* START *
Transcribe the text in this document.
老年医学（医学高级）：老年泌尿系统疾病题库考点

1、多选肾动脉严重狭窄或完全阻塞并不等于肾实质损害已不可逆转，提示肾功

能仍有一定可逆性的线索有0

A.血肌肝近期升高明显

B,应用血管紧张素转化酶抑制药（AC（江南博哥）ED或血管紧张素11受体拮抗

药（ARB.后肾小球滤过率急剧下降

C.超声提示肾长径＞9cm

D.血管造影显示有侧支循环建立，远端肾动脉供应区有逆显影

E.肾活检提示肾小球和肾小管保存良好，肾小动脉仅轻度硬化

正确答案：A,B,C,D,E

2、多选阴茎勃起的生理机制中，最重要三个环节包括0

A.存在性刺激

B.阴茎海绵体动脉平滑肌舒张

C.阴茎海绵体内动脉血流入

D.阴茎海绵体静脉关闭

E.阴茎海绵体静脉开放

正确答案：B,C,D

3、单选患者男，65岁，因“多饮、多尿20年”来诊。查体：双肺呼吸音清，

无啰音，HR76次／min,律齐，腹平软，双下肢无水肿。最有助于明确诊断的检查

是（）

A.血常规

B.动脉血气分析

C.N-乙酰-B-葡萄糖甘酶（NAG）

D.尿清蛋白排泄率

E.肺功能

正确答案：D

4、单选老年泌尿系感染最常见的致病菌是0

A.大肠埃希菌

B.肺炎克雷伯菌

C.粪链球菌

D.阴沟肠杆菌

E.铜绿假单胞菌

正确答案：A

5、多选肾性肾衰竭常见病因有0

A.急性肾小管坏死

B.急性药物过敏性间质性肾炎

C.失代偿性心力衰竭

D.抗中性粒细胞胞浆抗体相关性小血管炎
* END *
Task prompt:
All of the records must be retyped exactly as they are.

Result of this exercise:
Transcribe the text in this document.
老年医学（医学高级）：老年泌尿系统疾病题库考点

1、多选肾动脉严重狭窄或完全阻塞并不等于肾实质损害已不可逆转，提示肾功

能仍有一定可逆性的线索有0

A.血肌肝近期升高明显

B,应用血管紧张素转化酶抑制药（AC（江南博哥）ED或血管紧张素11受体拮抗

药（ARB.后肾小球滤过率急剧下降

C.超声提示肾长径＞9cm

D.血管造影显示有侧支循环建立，远端肾动脉供应区有逆显影

E.肾活检提示肾小球和肾小管保存良好，肾小动脉仅轻度硬化

正确答案：A,B,C,D,E

2、多选阴茎勃起的生理机制中，最重要三个环节包括0

A.存在性刺激

B.阴茎海绵体动脉平滑肌舒张

C.阴茎海绵体内动脉血流入

D.阴茎海绵体静脉关闭

E.阴茎海绵体静脉开放

正确答案：B,C,D

3、单选患者男，65岁，因“多饮、多尿20年”来诊。查体：双肺呼吸音清，

无啰音，HR76次／min,律齐，腹平软，双下肢无水肿。最有助于明确诊断的检查

是（）

A.血常规

B.动脉血气分析

C.N-乙酰-B-葡萄糖甘酶（NAG）

D.尿清蛋白排泄率

E.肺功能

正确答案：D

4、单选老年泌尿系感染最常见的致病菌是0

A.大肠埃希菌

B.肺炎克雷伯菌

C.粪链球菌

D.阴沟肠杆菌

E.铜绿假单胞菌

正确答案：A

5、多选肾性肾衰竭常见病因有0

A.急性肾小管坏死

B.急性药物过敏性间质性肾炎

C.失代偿性心力衰竭

D.抗中性粒细胞胞浆抗体相关性小血管炎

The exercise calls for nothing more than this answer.